> [Records shown]
---*---

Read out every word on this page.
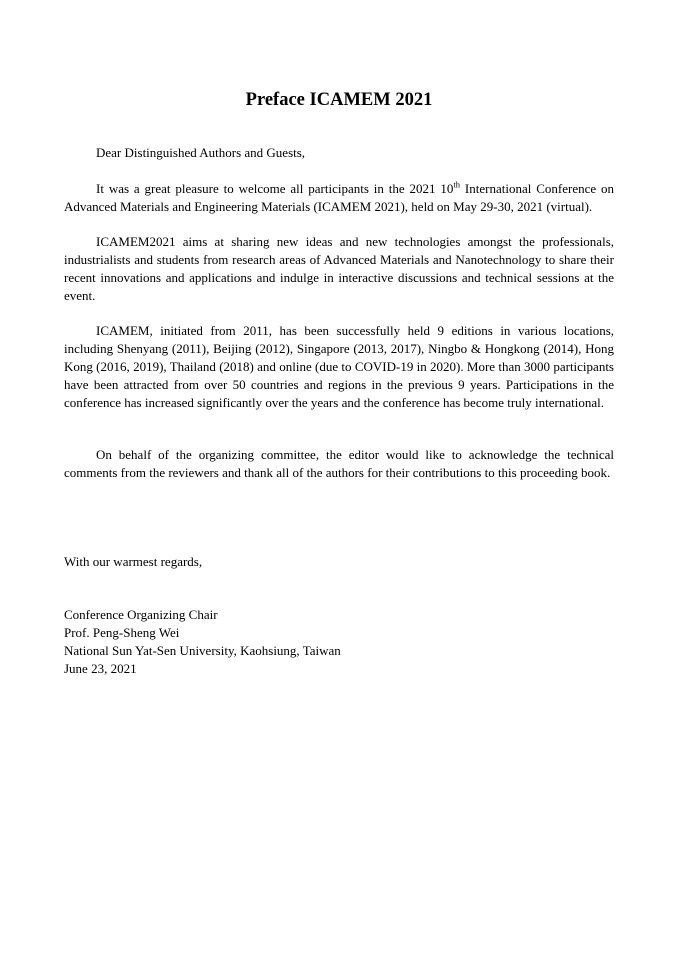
Preface ICAMEM 2021

Dear Distinguished Authors and Guests,

It was a great pleasure to welcome all participants in the 2021 10th International Conference on Advanced Materials and Engineering Materials (ICAMEM 2021), held on May 29-30, 2021 (virtual).

ICAMEM2021 aims at sharing new ideas and new technologies amongst the professionals, industrialists and students from research areas of Advanced Materials and Nanotechnology to share their recent innovations and applications and indulge in interactive discussions and technical sessions at the event.

ICAMEM, initiated from 2011, has been successfully held 9 editions in various locations, including Shenyang (2011), Beijing (2012), Singapore (2013, 2017), Ningbo & Hongkong (2014), Hong Kong (2016, 2019), Thailand (2018) and online (due to COVID-19 in 2020). More than 3000 participants have been attracted from over 50 countries and regions in the previous 9 years. Participations in the conference has increased significantly over the years and the conference has become truly international.

On behalf of the organizing committee, the editor would like to acknowledge the technical comments from the reviewers and thank all of the authors for their contributions to this proceeding book.

With our warmest regards,

Conference Organizing Chair
Prof. Peng-Sheng Wei
National Sun Yat-Sen University, Kaohsiung, Taiwan
June 23, 2021
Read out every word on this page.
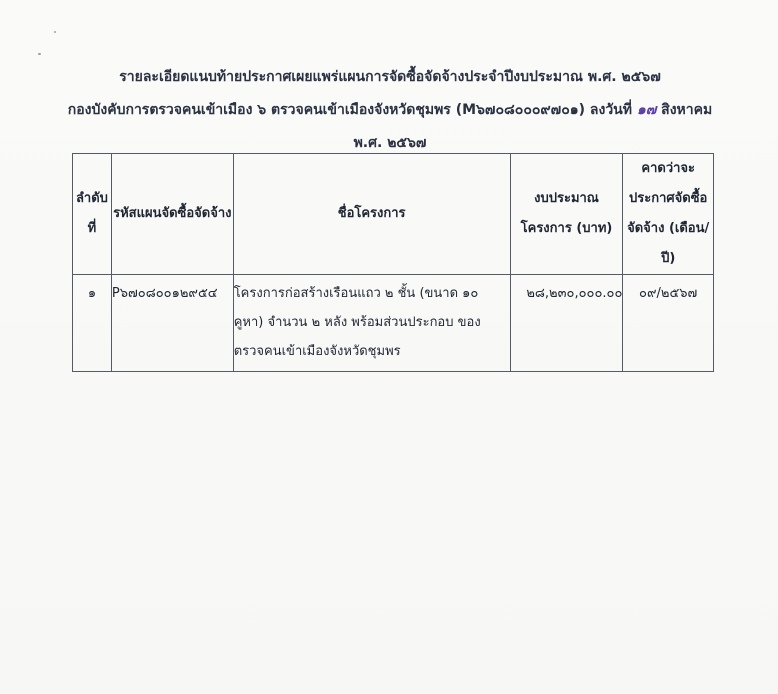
รายละเอียดแนบท้ายประกาศเผยแพร่แผนการจัดซื้อจัดจ้างประจำปีงบประมาณ พ.ศ. ๒๕๖๗
กองบังคับการตรวจคนเข้าเมือง ๖ ตรวจคนเข้าเมืองจังหวัดชุมพร (M๖๗๐๘๐๐๐๙๗๐๑) ลงวันที่ ๑๗ สิงหาคม
พ.ศ. ๒๕๖๗
ลำดับที่	รหัสแผนจัดซื้อจัดจ้าง	ชื่อโครงการ	งบประมาณโครงการ (บาท)	คาดว่าจะประกาศจัดซื้อจัดจ้าง (เดือน/ปี)
๑	P๖๗๐๘๐๐๑๒๙๕๔	โครงการก่อสร้างเรือนแถว ๒ ชั้น (ขนาด ๑๐ คูหา) จำนวน ๒ หลัง พร้อมส่วนประกอบ ของตรวจคนเข้าเมืองจังหวัดชุมพร	๒๘,๒๓๐,๐๐๐.๐๐	๐๙/๒๕๖๗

---*---

> [Problem details]
Tell how many lines hold the string "Materials", giving the number and nothing else.

> [Result below]
2